WHAT THIS TASK INVOLVES
Return each line of the listing that contains the string "partir".

DATA
------------------------------------------------
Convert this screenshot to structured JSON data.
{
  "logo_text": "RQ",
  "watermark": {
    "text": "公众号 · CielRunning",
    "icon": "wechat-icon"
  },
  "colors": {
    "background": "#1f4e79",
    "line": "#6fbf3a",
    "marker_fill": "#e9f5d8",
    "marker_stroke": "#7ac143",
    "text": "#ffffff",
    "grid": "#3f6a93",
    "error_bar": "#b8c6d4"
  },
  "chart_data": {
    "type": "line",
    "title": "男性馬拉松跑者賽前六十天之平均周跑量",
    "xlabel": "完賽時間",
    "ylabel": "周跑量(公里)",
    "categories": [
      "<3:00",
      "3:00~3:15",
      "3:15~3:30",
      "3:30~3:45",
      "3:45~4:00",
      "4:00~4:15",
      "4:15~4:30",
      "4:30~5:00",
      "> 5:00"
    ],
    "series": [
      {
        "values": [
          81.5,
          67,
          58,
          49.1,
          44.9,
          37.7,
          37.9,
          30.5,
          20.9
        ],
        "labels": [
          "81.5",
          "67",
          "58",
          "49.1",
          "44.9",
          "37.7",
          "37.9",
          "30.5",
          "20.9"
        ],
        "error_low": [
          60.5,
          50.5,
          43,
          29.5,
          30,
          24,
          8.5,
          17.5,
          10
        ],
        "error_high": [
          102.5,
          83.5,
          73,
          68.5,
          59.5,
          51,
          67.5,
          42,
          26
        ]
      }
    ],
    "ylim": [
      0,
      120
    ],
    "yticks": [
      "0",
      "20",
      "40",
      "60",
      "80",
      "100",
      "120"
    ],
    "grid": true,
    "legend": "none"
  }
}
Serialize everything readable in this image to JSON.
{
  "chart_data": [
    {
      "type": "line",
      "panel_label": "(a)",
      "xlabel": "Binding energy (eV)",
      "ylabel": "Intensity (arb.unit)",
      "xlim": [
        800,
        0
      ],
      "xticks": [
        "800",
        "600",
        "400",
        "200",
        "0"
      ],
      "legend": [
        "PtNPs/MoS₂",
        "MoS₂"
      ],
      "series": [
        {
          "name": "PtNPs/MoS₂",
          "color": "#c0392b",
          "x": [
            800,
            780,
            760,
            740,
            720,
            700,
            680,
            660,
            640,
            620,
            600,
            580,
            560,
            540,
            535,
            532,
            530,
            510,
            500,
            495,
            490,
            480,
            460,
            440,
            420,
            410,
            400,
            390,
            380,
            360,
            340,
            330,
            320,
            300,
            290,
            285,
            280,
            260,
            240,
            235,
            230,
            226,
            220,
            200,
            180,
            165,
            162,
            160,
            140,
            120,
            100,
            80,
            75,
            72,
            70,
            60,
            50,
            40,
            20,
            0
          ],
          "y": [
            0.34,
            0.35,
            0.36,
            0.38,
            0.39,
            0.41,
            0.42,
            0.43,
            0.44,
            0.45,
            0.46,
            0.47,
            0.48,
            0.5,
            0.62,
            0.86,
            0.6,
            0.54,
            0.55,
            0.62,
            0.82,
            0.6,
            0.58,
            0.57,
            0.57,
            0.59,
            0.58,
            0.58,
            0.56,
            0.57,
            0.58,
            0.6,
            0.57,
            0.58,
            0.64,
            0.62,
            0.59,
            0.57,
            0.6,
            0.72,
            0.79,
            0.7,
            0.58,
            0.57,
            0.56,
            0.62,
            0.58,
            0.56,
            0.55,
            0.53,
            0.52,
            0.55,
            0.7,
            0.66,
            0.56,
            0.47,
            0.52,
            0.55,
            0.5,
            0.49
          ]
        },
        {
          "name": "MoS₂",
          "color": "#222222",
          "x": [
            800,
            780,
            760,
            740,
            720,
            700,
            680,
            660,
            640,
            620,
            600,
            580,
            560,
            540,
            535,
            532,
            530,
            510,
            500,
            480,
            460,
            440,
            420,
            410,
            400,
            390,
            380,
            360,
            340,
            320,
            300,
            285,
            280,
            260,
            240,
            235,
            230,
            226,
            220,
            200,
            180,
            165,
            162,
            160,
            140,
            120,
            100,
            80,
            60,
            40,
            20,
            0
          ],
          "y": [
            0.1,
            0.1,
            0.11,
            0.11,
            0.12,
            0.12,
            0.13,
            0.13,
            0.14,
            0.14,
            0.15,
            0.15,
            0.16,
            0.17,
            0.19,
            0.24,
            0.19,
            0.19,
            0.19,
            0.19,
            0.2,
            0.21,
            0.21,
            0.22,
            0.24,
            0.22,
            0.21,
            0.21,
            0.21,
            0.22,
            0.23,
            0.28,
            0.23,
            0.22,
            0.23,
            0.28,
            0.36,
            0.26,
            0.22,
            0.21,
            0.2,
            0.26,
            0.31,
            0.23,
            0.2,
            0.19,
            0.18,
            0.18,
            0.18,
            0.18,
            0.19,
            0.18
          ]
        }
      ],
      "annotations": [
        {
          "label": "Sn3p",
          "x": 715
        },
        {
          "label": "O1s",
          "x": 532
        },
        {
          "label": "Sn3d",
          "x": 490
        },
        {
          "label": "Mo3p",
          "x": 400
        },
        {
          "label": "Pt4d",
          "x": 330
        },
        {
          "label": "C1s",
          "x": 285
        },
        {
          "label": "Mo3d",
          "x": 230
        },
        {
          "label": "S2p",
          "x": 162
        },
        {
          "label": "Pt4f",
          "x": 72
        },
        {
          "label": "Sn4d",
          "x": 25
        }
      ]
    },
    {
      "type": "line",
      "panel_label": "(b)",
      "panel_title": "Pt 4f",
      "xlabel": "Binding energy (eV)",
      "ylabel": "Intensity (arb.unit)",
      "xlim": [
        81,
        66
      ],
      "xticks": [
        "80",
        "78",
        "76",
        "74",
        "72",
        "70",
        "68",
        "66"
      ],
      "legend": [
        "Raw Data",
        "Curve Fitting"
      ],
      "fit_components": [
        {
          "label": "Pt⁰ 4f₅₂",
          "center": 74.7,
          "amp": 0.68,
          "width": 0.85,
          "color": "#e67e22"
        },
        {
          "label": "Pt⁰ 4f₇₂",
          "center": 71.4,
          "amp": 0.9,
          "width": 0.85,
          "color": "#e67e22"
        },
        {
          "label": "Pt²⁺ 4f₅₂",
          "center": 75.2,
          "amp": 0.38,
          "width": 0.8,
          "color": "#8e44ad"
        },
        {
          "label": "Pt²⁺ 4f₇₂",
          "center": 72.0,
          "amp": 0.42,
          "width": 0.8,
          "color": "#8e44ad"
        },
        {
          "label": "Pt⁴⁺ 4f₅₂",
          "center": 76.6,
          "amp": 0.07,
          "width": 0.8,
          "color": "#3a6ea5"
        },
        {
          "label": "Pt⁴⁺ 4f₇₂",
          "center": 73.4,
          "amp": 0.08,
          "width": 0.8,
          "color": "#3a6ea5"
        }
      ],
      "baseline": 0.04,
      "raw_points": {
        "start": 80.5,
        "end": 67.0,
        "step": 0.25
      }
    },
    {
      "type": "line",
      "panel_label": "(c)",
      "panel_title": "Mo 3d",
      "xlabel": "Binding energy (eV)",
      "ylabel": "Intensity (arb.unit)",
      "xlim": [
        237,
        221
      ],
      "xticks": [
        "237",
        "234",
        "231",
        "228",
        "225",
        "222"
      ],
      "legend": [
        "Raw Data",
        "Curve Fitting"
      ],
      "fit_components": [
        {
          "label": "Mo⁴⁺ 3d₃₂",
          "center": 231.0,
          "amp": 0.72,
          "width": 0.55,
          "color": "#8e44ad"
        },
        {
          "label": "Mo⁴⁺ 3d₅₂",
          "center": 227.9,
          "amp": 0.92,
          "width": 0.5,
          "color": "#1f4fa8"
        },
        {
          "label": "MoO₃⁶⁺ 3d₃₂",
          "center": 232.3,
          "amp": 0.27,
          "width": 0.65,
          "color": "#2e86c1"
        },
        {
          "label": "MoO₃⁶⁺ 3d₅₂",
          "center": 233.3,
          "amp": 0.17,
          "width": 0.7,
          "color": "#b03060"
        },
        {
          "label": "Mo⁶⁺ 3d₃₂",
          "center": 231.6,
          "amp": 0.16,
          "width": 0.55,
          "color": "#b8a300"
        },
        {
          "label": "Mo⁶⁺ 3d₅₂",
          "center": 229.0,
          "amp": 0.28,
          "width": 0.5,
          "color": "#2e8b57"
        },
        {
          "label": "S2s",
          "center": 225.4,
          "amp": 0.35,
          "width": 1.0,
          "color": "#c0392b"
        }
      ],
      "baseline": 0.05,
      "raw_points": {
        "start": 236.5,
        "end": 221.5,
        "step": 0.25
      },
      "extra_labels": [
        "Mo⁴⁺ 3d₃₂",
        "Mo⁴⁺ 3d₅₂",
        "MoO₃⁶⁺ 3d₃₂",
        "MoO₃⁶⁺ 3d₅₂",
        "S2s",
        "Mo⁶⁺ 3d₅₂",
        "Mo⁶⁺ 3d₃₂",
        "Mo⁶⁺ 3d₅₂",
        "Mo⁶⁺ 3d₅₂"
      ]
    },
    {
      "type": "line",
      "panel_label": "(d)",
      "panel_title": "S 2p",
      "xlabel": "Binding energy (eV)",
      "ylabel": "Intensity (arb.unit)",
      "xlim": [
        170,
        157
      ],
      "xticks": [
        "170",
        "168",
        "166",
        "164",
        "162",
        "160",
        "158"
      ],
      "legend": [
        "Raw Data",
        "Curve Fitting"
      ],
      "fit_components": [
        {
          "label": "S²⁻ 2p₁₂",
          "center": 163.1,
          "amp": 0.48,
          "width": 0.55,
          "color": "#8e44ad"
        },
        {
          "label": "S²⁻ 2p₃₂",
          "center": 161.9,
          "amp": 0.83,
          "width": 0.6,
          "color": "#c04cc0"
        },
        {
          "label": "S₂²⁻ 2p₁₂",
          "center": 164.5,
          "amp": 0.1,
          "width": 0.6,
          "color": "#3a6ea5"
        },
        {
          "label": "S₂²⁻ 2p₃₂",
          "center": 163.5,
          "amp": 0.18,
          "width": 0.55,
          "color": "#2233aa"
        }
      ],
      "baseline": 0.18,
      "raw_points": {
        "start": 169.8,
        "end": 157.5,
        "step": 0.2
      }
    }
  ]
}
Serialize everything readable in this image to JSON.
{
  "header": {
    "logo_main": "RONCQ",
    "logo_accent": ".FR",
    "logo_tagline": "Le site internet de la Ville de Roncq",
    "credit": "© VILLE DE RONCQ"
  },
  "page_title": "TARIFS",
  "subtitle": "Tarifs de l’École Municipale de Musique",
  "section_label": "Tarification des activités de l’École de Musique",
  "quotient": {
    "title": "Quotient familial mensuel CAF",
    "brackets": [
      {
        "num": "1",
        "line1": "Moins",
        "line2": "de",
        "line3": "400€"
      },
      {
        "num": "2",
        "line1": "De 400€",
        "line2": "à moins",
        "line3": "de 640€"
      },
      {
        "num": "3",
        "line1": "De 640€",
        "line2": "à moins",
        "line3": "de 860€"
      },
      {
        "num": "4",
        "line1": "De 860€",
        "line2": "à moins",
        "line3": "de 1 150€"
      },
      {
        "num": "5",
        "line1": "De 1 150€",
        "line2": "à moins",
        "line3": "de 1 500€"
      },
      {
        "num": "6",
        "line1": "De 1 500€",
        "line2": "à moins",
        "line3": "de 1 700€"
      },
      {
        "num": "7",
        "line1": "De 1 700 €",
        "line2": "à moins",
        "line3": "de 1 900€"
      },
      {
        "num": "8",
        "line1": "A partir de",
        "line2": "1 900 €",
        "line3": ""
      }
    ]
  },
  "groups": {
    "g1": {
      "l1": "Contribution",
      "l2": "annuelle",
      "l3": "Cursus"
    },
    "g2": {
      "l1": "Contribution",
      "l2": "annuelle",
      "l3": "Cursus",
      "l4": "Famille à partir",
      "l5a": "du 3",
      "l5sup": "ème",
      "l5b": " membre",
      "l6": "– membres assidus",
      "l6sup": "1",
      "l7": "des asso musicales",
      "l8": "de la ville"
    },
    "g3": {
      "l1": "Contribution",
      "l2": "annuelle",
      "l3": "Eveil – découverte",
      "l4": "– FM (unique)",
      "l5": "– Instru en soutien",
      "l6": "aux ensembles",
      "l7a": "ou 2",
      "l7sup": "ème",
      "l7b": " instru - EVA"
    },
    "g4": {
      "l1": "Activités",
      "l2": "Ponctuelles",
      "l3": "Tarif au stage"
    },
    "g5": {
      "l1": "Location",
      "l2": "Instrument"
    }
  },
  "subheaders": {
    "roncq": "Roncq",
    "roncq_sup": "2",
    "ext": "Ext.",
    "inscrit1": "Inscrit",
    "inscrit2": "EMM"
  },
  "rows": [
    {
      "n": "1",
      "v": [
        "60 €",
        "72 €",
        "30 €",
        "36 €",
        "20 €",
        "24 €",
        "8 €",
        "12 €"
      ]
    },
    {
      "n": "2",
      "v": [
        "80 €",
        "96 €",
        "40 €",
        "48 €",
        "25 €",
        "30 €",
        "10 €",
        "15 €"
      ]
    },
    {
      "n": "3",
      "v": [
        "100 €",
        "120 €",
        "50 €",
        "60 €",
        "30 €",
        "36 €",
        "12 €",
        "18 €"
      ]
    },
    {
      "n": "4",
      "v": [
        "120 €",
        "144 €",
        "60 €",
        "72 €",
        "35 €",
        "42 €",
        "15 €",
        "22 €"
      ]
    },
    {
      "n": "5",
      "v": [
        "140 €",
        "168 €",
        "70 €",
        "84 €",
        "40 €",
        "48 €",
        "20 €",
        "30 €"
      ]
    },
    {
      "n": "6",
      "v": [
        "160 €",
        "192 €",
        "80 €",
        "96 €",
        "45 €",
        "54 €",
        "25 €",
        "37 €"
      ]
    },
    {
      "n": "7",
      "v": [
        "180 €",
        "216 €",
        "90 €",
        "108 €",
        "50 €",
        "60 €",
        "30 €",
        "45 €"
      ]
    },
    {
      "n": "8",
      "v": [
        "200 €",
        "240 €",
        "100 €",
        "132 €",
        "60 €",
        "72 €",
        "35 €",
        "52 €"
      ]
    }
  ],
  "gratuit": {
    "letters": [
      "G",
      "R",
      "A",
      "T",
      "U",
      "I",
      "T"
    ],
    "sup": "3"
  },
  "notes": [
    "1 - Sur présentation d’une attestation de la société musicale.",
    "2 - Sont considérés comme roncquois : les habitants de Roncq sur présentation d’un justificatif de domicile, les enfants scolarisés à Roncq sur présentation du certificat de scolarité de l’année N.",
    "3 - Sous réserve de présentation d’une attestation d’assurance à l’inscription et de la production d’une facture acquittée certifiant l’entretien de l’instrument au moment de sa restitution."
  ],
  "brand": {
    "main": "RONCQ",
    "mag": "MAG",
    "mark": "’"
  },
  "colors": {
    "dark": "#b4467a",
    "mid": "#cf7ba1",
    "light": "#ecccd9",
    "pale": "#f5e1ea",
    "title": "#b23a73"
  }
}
------------------------------------------------
ANSWER FOR THE TASK
        "line1": "A partir de",
      "l4": "Famille à partir",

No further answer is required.